Fr 05.09.2014
Seattle ist die erste Großstadt in den USA, die den Mindestlohn von $15 pro Stunde einführt. Hunderttausende Beschäftigte werden aus der Armut geholt. Motiviert durch „Occupy“, hatte die Bewegung der Fast-Food-Beschäftigten die Forderung nach einem US-weiten Mindestlohn von $15 aufgestellt. Im November 2013 erhielt diese Forderung in Seattle durch die erfolgreiche Umfrage für $15 in der kleinen Nachbargemeinde SeaTac neuen Auftrieb. Es war jedoch die Wahl von Kshama Sawant, der Kandidatin von „Socialist Alternative“, im vergangenen Herbst, die entscheidend dazu beitrug, eine nicht mehr aufzuhaltende politische Lawine zu schaffen, mit der $15 in Seattle Realität wurden.

# DIE DATEN
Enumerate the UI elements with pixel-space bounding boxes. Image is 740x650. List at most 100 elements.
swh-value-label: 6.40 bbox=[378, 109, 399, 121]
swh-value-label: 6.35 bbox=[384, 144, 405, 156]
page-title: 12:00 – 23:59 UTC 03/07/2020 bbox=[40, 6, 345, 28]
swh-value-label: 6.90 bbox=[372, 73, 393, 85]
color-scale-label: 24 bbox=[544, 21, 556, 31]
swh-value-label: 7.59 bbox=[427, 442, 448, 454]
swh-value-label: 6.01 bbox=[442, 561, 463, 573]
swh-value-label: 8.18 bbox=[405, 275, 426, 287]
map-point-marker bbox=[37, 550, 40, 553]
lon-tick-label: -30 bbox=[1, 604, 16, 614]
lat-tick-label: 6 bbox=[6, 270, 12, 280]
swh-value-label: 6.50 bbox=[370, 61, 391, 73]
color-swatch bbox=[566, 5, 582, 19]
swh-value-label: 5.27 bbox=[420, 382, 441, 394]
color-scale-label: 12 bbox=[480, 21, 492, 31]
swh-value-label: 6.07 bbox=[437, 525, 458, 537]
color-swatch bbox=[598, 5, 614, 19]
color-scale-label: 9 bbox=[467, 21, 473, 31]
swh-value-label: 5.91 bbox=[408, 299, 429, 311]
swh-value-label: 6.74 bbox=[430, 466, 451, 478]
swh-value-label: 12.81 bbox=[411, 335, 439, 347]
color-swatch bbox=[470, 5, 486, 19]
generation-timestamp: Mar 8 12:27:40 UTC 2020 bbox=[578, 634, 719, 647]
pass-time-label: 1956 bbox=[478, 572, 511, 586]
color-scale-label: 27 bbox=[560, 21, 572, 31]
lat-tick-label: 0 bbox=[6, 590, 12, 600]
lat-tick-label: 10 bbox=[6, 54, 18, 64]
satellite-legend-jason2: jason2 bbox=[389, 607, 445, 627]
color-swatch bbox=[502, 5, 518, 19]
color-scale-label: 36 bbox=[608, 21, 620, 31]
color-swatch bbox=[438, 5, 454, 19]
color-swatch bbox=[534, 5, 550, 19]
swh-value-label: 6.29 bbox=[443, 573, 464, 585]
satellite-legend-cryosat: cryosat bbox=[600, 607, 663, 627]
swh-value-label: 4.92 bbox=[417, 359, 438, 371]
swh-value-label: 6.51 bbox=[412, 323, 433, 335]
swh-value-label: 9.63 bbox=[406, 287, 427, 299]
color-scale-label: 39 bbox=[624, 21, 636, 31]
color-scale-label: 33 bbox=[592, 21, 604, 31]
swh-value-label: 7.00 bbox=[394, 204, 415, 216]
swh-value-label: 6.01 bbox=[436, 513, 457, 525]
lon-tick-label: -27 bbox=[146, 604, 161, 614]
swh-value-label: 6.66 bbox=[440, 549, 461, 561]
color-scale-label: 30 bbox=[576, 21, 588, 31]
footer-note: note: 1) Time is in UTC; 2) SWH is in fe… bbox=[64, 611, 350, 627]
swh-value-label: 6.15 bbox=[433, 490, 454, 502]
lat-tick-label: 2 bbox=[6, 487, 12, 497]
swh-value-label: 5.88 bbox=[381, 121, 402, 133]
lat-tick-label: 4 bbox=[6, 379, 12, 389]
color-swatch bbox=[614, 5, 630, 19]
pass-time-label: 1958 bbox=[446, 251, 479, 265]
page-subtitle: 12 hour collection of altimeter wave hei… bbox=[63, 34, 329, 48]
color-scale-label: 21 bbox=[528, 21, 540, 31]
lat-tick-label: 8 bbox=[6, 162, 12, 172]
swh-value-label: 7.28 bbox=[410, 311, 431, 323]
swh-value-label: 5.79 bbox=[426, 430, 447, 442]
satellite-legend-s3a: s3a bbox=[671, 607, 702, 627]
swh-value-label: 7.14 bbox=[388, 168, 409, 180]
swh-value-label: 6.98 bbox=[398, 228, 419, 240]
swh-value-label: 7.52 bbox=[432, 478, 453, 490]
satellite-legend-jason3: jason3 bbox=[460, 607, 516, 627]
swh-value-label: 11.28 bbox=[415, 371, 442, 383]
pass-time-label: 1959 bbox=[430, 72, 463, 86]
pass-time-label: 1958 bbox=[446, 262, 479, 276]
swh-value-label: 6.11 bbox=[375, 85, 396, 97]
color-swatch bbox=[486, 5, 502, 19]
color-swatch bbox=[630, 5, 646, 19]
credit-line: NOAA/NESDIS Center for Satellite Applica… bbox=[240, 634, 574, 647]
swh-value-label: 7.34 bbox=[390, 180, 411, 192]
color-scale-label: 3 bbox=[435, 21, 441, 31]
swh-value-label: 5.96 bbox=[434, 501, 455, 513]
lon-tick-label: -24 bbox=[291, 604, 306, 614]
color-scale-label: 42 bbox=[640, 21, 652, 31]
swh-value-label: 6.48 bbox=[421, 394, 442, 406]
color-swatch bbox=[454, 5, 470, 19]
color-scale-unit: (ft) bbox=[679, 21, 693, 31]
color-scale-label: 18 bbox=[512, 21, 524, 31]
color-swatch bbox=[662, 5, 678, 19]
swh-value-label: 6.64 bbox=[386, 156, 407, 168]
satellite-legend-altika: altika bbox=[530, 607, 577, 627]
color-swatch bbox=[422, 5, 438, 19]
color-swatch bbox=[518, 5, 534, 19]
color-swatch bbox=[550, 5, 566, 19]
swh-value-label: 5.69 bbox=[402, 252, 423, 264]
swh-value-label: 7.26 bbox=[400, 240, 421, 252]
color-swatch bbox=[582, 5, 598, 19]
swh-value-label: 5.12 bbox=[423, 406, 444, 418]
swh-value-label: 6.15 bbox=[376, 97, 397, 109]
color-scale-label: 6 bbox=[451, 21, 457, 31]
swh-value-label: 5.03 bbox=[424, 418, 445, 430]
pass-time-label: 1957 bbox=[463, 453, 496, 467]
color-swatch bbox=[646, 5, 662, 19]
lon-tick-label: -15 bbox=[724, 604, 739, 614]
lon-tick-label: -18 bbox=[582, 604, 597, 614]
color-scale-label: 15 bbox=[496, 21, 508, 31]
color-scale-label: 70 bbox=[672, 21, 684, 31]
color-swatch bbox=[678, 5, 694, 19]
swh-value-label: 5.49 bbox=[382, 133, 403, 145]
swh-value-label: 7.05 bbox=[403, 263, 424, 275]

# DEINE AUFGABE
Schreib den Text oben über den Mindestlohn von $15 in Seattle weiter, direkt nach seinem letzten Satz.

# ANTWORT ZUR AUFGABE
Sawant und „Socialist Alternative“ nutzten den Sitz im Stadtrat als Bühne, um eine Bewegung von unten aufzubauen. Kurz nach den Wahlen im November riefen wir die Kampagne „15Now“ ins Leben, um den Druck auf hohem Niveau zu halten. „15Now“ baute in der Stadt elf Aktionsgruppen auf und war in Straßen und Betrieben aktiv. Wesentlich war, dass „15Now“ den AktivistInnen durch Aktionsgruppen und demokratische Versammlungen die Möglichkeit bot, zu jedem Zeitpunkt mitzubestimmen.
Die Konzerne und das Polit-Establishment mussten feststellen, dass die $15 nicht mehr abzuwenden waren. Sie nutzten aber den Prozess dazu, eine Reihe von Schlupflöchern einzubauen. So versuchten sie, die Umsetzung in die Ferne zu verschieben. Außerdem tat man bis zum Tag der Abstimmung im Stadtrat alles, um die Gesetzesvorlage weiter zu verwässern. „15Now“ und „Socialist Alternative“ kämpften bis zum Schluss in- und außerhalb des Stadtrats, um diese Schlupflöcher für die Konzerne wieder zu schließen. Sämtliche der Anträge von Sawant gegen Ausnahmen und Schlupflöcher wurden niedergestimmt, jene der Demokraten im Interesse der Unternehmen angenommen. So schob die Ratsmehrheit der „Demokraten“ das Inkrafttreten auf April 2015 hinaus und erweiterte um Ausnahmen z.B. für Minderjährige.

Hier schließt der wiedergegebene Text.